__Provided material__
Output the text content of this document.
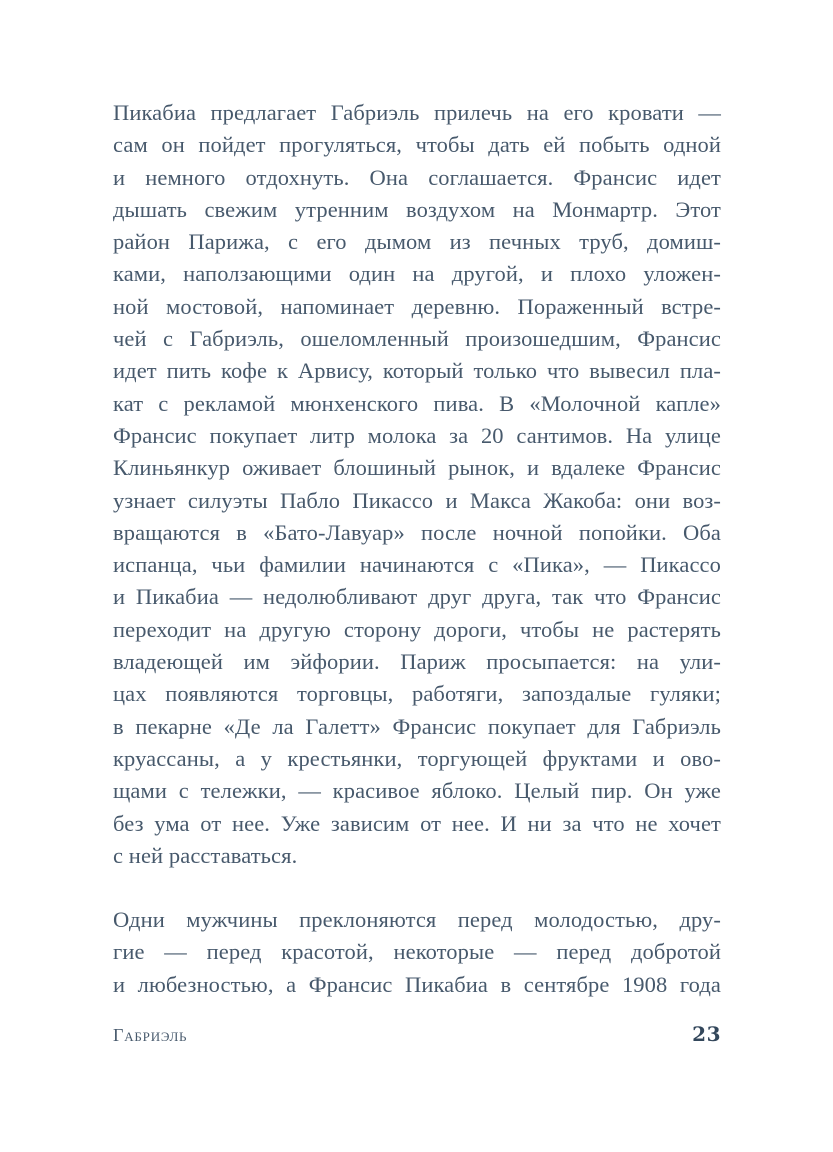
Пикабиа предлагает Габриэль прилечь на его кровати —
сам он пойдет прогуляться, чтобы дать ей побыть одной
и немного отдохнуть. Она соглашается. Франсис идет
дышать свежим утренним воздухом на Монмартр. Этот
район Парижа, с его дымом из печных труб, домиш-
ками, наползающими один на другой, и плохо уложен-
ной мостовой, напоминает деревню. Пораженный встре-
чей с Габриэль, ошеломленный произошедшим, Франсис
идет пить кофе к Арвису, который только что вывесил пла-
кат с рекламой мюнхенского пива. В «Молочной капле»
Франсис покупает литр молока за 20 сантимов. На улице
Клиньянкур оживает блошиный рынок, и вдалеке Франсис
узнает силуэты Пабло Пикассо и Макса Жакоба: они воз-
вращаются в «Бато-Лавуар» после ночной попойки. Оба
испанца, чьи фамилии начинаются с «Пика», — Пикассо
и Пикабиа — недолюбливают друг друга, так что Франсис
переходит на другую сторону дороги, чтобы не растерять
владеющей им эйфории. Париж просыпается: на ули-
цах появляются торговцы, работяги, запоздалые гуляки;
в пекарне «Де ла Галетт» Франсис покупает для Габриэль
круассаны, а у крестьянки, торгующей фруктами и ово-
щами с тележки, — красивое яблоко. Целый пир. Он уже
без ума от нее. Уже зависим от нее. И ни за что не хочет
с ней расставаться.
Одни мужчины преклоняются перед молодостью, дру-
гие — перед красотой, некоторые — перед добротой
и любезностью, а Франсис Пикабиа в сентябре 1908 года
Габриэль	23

__Problem requirements__
What is the number of lines in the records above that include the word "покупает"? Reply with that number and nothing more.

__Correct result__
2